__WRITTEN EXERCISE__.
Locate every line in the material that contains the string "wishlist", and copy each one in full. Case counts, so match only that exact capitalization.

__RECORDED DATA__.
□ □ □ □ □
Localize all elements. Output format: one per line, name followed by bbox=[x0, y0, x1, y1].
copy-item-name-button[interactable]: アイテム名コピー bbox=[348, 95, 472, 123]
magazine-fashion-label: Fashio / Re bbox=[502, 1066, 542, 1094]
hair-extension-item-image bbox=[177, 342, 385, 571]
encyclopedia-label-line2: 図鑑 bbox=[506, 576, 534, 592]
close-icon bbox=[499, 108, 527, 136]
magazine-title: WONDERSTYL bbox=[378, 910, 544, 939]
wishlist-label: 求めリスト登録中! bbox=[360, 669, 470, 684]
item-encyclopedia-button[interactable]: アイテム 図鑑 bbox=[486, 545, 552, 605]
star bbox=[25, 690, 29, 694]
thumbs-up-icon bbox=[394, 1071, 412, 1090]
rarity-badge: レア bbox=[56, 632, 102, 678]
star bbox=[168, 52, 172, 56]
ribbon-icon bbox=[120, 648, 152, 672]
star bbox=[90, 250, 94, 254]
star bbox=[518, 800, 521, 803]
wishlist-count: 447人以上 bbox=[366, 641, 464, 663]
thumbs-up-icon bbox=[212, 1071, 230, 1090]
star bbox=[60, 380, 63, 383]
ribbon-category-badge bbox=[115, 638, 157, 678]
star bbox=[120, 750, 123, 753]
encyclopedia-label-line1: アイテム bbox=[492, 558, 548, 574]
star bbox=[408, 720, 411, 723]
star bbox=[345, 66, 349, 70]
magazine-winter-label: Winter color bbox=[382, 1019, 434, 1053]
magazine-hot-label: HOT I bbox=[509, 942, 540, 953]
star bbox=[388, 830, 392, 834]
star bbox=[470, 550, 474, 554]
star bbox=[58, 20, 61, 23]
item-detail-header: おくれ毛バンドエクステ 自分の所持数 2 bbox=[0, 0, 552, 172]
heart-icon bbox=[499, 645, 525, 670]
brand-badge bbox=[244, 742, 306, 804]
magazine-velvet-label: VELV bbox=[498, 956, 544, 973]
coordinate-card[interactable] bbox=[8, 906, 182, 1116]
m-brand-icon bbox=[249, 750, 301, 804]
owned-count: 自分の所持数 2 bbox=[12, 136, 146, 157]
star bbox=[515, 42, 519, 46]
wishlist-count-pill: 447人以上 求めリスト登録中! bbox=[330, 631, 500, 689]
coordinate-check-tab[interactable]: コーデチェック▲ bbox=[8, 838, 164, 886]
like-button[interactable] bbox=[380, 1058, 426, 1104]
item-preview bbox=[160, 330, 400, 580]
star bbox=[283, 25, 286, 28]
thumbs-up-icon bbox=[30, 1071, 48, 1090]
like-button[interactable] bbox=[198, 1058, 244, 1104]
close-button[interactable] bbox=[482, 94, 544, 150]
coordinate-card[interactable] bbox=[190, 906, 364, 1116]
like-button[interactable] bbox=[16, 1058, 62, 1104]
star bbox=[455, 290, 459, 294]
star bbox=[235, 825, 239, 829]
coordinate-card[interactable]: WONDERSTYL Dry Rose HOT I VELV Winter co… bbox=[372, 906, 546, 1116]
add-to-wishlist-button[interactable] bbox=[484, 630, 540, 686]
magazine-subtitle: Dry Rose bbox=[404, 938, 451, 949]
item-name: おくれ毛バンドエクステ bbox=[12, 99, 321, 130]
□ □ □ □ □
__OUTPUT OF THE EXERCISE__.
wishlist-label: 求めリスト登録中! bbox=[360, 669, 470, 684]
wishlist-count: 447人以上 bbox=[366, 641, 464, 663]
wishlist-count-pill: 447人以上 求めリスト登録中! bbox=[330, 631, 500, 689]
add-to-wishlist-button[interactable] bbox=[484, 630, 540, 686]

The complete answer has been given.